> [THE REQUEST] Leave out the pictures, then reproduce the rest of the material exactly.

######

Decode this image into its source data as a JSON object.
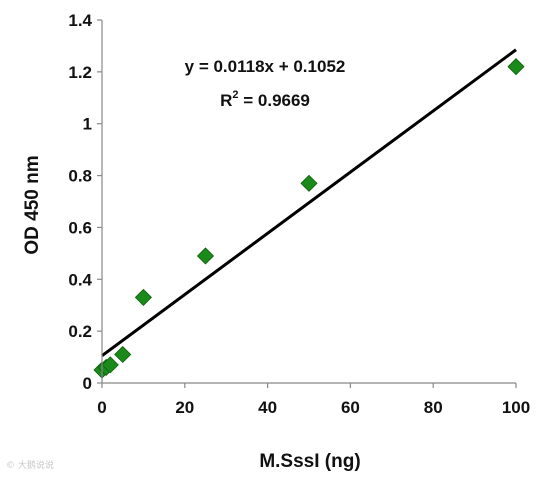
{
  "chart_data": {
    "type": "scatter",
    "xlabel": "M.SssI (ng)",
    "ylabel": "OD 450 nm",
    "xlim": [
      0,
      100
    ],
    "ylim": [
      0,
      1.4
    ],
    "x_ticks": [
      "0",
      "20",
      "40",
      "60",
      "80",
      "100"
    ],
    "y_ticks": [
      "0",
      "0.2",
      "0.4",
      "0.6",
      "0.8",
      "1",
      "1.2",
      "1.4"
    ],
    "grid": false,
    "legend": "none",
    "series": [
      {
        "marker": "diamond",
        "color": "#1a8a1a",
        "points": [
          {
            "x": 0,
            "y": 0.05
          },
          {
            "x": 1,
            "y": 0.06
          },
          {
            "x": 2,
            "y": 0.07
          },
          {
            "x": 5,
            "y": 0.11
          },
          {
            "x": 10,
            "y": 0.33
          },
          {
            "x": 25,
            "y": 0.49
          },
          {
            "x": 50,
            "y": 0.77
          },
          {
            "x": 100,
            "y": 1.22
          }
        ]
      }
    ],
    "trendline": {
      "slope": 0.0118,
      "intercept": 0.1052,
      "color": "#000000"
    },
    "annotations": {
      "equation": "y = 0.0118x + 0.1052",
      "r2_prefix": "R",
      "r2_sup": "2",
      "r2_value": " = 0.9669"
    }
  },
  "watermark": "© 大鹅说说"
}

######

> [REPLY TO THE TASK]
Decode this image into its source data as a JSON object.
{
  "chart_data": {
    "type": "scatter",
    "xlabel": "M.SssI (ng)",
    "ylabel": "OD 450 nm",
    "xlim": [
      0,
      100
    ],
    "ylim": [
      0,
      1.4
    ],
    "x_ticks": [
      "0",
      "20",
      "40",
      "60",
      "80",
      "100"
    ],
    "y_ticks": [
      "0",
      "0.2",
      "0.4",
      "0.6",
      "0.8",
      "1",
      "1.2",
      "1.4"
    ],
    "grid": false,
    "legend": "none",
    "series": [
      {
        "marker": "diamond",
        "color": "#1a8a1a",
        "points": [
          {
            "x": 0,
            "y": 0.05
          },
          {
            "x": 1,
            "y": 0.06
          },
          {
            "x": 2,
            "y": 0.07
          },
          {
            "x": 5,
            "y": 0.11
          },
          {
            "x": 10,
            "y": 0.33
          },
          {
            "x": 25,
            "y": 0.49
          },
          {
            "x": 50,
            "y": 0.77
          },
          {
            "x": 100,
            "y": 1.22
          }
        ]
      }
    ],
    "trendline": {
      "slope": 0.0118,
      "intercept": 0.1052,
      "color": "#000000"
    },
    "annotations": {
      "equation": "y = 0.0118x + 0.1052",
      "r2_prefix": "R",
      "r2_sup": "2",
      "r2_value": " = 0.9669"
    }
  },
  "watermark": "© 大鹅说说"
}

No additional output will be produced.